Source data
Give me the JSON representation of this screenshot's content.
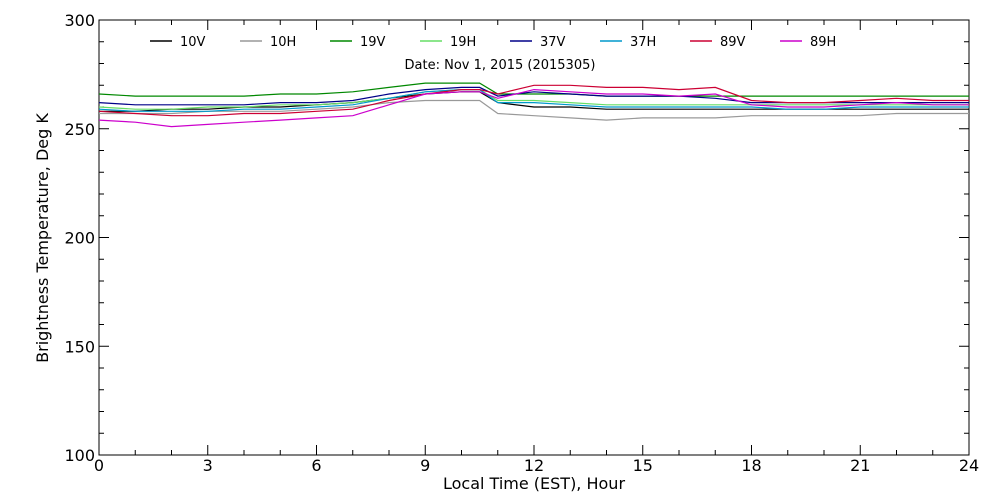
{
  "chart_data": {
    "type": "line",
    "title": "",
    "subtitle": "Date: Nov  1, 2015 (2015305)",
    "xlabel": "Local Time (EST), Hour",
    "ylabel": "Brightness Temperature, Deg  K",
    "xlim": [
      0,
      24
    ],
    "ylim": [
      100,
      300
    ],
    "xticks": [
      "0",
      "3",
      "6",
      "9",
      "12",
      "15",
      "18",
      "21",
      "24"
    ],
    "yticks": [
      "100",
      "150",
      "200",
      "250",
      "300"
    ],
    "grid": false,
    "legend_position": "top",
    "series": [
      {
        "name": "10V",
        "color": "#000000",
        "x": [
          0,
          1,
          2,
          3,
          4,
          5,
          6,
          7,
          8,
          9,
          10,
          10.5,
          11,
          12,
          13,
          14,
          15,
          16,
          17,
          18,
          19,
          20,
          21,
          22,
          23,
          24
        ],
        "y": [
          258,
          258,
          259,
          259,
          260,
          260,
          261,
          262,
          264,
          266,
          267,
          267,
          262,
          260,
          260,
          259,
          259,
          259,
          259,
          259,
          259,
          259,
          259,
          259,
          259,
          259
        ]
      },
      {
        "name": "10H",
        "color": "#999999",
        "x": [
          0,
          1,
          2,
          3,
          4,
          5,
          6,
          7,
          8,
          9,
          10,
          10.5,
          11,
          12,
          13,
          14,
          15,
          16,
          17,
          18,
          19,
          20,
          21,
          22,
          23,
          24
        ],
        "y": [
          257,
          257,
          257,
          258,
          258,
          258,
          259,
          260,
          262,
          263,
          263,
          263,
          257,
          256,
          255,
          254,
          255,
          255,
          255,
          256,
          256,
          256,
          256,
          257,
          257,
          257
        ]
      },
      {
        "name": "19V",
        "color": "#008800",
        "x": [
          0,
          1,
          2,
          3,
          4,
          5,
          6,
          7,
          8,
          9,
          10,
          10.5,
          11,
          12,
          13,
          14,
          15,
          16,
          17,
          18,
          19,
          20,
          21,
          22,
          23,
          24
        ],
        "y": [
          266,
          265,
          265,
          265,
          265,
          266,
          266,
          267,
          269,
          271,
          271,
          271,
          266,
          266,
          266,
          265,
          265,
          265,
          265,
          265,
          265,
          265,
          265,
          265,
          265,
          265
        ]
      },
      {
        "name": "19H",
        "color": "#66dd66",
        "x": [
          0,
          1,
          2,
          3,
          4,
          5,
          6,
          7,
          8,
          9,
          10,
          10.5,
          11,
          12,
          13,
          14,
          15,
          16,
          17,
          18,
          19,
          20,
          21,
          22,
          23,
          24
        ],
        "y": [
          260,
          259,
          259,
          260,
          260,
          261,
          261,
          262,
          264,
          267,
          268,
          268,
          263,
          263,
          262,
          261,
          261,
          261,
          261,
          261,
          261,
          261,
          261,
          261,
          261,
          261
        ]
      },
      {
        "name": "37V",
        "color": "#000088",
        "x": [
          0,
          1,
          2,
          3,
          4,
          5,
          6,
          7,
          8,
          9,
          10,
          10.5,
          11,
          12,
          13,
          14,
          15,
          16,
          17,
          18,
          19,
          20,
          21,
          22,
          23,
          24
        ],
        "y": [
          262,
          261,
          261,
          261,
          261,
          262,
          262,
          263,
          266,
          268,
          269,
          269,
          265,
          267,
          266,
          265,
          265,
          265,
          264,
          262,
          262,
          262,
          262,
          262,
          262,
          262
        ]
      },
      {
        "name": "37H",
        "color": "#0099cc",
        "x": [
          0,
          1,
          2,
          3,
          4,
          5,
          6,
          7,
          8,
          9,
          10,
          10.5,
          11,
          12,
          13,
          14,
          15,
          16,
          17,
          18,
          19,
          20,
          21,
          22,
          23,
          24
        ],
        "y": [
          259,
          258,
          258,
          258,
          259,
          259,
          260,
          261,
          264,
          267,
          268,
          268,
          262,
          262,
          261,
          260,
          260,
          260,
          260,
          260,
          259,
          259,
          260,
          260,
          260,
          260
        ]
      },
      {
        "name": "89V",
        "color": "#cc0033",
        "x": [
          0,
          1,
          2,
          3,
          4,
          5,
          6,
          7,
          8,
          9,
          10,
          10.5,
          11,
          12,
          13,
          14,
          15,
          16,
          17,
          18,
          19,
          20,
          21,
          22,
          23,
          24
        ],
        "y": [
          258,
          257,
          256,
          256,
          257,
          257,
          258,
          259,
          263,
          266,
          268,
          268,
          266,
          270,
          270,
          269,
          269,
          268,
          269,
          263,
          262,
          262,
          263,
          264,
          263,
          263
        ]
      },
      {
        "name": "89H",
        "color": "#cc00cc",
        "x": [
          0,
          1,
          2,
          3,
          4,
          5,
          6,
          7,
          8,
          9,
          10,
          10.5,
          11,
          12,
          13,
          14,
          15,
          16,
          17,
          18,
          19,
          20,
          21,
          22,
          23,
          24
        ],
        "y": [
          254,
          253,
          251,
          252,
          253,
          254,
          255,
          256,
          261,
          266,
          267,
          267,
          264,
          268,
          267,
          266,
          266,
          265,
          266,
          261,
          260,
          260,
          261,
          262,
          261,
          261
        ]
      }
    ]
  }
}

▶ Problem to work on
Working from the lines above, reproduce the material exactly and exclude its pictures.

▶ Answer to the exercise
Give me the JSON representation of this screenshot's content.
{
  "chart_data": {
    "type": "line",
    "title": "",
    "subtitle": "Date: Nov  1, 2015 (2015305)",
    "xlabel": "Local Time (EST), Hour",
    "ylabel": "Brightness Temperature, Deg  K",
    "xlim": [
      0,
      24
    ],
    "ylim": [
      100,
      300
    ],
    "xticks": [
      "0",
      "3",
      "6",
      "9",
      "12",
      "15",
      "18",
      "21",
      "24"
    ],
    "yticks": [
      "100",
      "150",
      "200",
      "250",
      "300"
    ],
    "grid": false,
    "legend_position": "top",
    "series": [
      {
        "name": "10V",
        "color": "#000000",
        "x": [
          0,
          1,
          2,
          3,
          4,
          5,
          6,
          7,
          8,
          9,
          10,
          10.5,
          11,
          12,
          13,
          14,
          15,
          16,
          17,
          18,
          19,
          20,
          21,
          22,
          23,
          24
        ],
        "y": [
          258,
          258,
          259,
          259,
          260,
          260,
          261,
          262,
          264,
          266,
          267,
          267,
          262,
          260,
          260,
          259,
          259,
          259,
          259,
          259,
          259,
          259,
          259,
          259,
          259,
          259
        ]
      },
      {
        "name": "10H",
        "color": "#999999",
        "x": [
          0,
          1,
          2,
          3,
          4,
          5,
          6,
          7,
          8,
          9,
          10,
          10.5,
          11,
          12,
          13,
          14,
          15,
          16,
          17,
          18,
          19,
          20,
          21,
          22,
          23,
          24
        ],
        "y": [
          257,
          257,
          257,
          258,
          258,
          258,
          259,
          260,
          262,
          263,
          263,
          263,
          257,
          256,
          255,
          254,
          255,
          255,
          255,
          256,
          256,
          256,
          256,
          257,
          257,
          257
        ]
      },
      {
        "name": "19V",
        "color": "#008800",
        "x": [
          0,
          1,
          2,
          3,
          4,
          5,
          6,
          7,
          8,
          9,
          10,
          10.5,
          11,
          12,
          13,
          14,
          15,
          16,
          17,
          18,
          19,
          20,
          21,
          22,
          23,
          24
        ],
        "y": [
          266,
          265,
          265,
          265,
          265,
          266,
          266,
          267,
          269,
          271,
          271,
          271,
          266,
          266,
          266,
          265,
          265,
          265,
          265,
          265,
          265,
          265,
          265,
          265,
          265,
          265
        ]
      },
      {
        "name": "19H",
        "color": "#66dd66",
        "x": [
          0,
          1,
          2,
          3,
          4,
          5,
          6,
          7,
          8,
          9,
          10,
          10.5,
          11,
          12,
          13,
          14,
          15,
          16,
          17,
          18,
          19,
          20,
          21,
          22,
          23,
          24
        ],
        "y": [
          260,
          259,
          259,
          260,
          260,
          261,
          261,
          262,
          264,
          267,
          268,
          268,
          263,
          263,
          262,
          261,
          261,
          261,
          261,
          261,
          261,
          261,
          261,
          261,
          261,
          261
        ]
      },
      {
        "name": "37V",
        "color": "#000088",
        "x": [
          0,
          1,
          2,
          3,
          4,
          5,
          6,
          7,
          8,
          9,
          10,
          10.5,
          11,
          12,
          13,
          14,
          15,
          16,
          17,
          18,
          19,
          20,
          21,
          22,
          23,
          24
        ],
        "y": [
          262,
          261,
          261,
          261,
          261,
          262,
          262,
          263,
          266,
          268,
          269,
          269,
          265,
          267,
          266,
          265,
          265,
          265,
          264,
          262,
          262,
          262,
          262,
          262,
          262,
          262
        ]
      },
      {
        "name": "37H",
        "color": "#0099cc",
        "x": [
          0,
          1,
          2,
          3,
          4,
          5,
          6,
          7,
          8,
          9,
          10,
          10.5,
          11,
          12,
          13,
          14,
          15,
          16,
          17,
          18,
          19,
          20,
          21,
          22,
          23,
          24
        ],
        "y": [
          259,
          258,
          258,
          258,
          259,
          259,
          260,
          261,
          264,
          267,
          268,
          268,
          262,
          262,
          261,
          260,
          260,
          260,
          260,
          260,
          259,
          259,
          260,
          260,
          260,
          260
        ]
      },
      {
        "name": "89V",
        "color": "#cc0033",
        "x": [
          0,
          1,
          2,
          3,
          4,
          5,
          6,
          7,
          8,
          9,
          10,
          10.5,
          11,
          12,
          13,
          14,
          15,
          16,
          17,
          18,
          19,
          20,
          21,
          22,
          23,
          24
        ],
        "y": [
          258,
          257,
          256,
          256,
          257,
          257,
          258,
          259,
          263,
          266,
          268,
          268,
          266,
          270,
          270,
          269,
          269,
          268,
          269,
          263,
          262,
          262,
          263,
          264,
          263,
          263
        ]
      },
      {
        "name": "89H",
        "color": "#cc00cc",
        "x": [
          0,
          1,
          2,
          3,
          4,
          5,
          6,
          7,
          8,
          9,
          10,
          10.5,
          11,
          12,
          13,
          14,
          15,
          16,
          17,
          18,
          19,
          20,
          21,
          22,
          23,
          24
        ],
        "y": [
          254,
          253,
          251,
          252,
          253,
          254,
          255,
          256,
          261,
          266,
          267,
          267,
          264,
          268,
          267,
          266,
          266,
          265,
          266,
          261,
          260,
          260,
          261,
          262,
          261,
          261
        ]
      }
    ]
  }
}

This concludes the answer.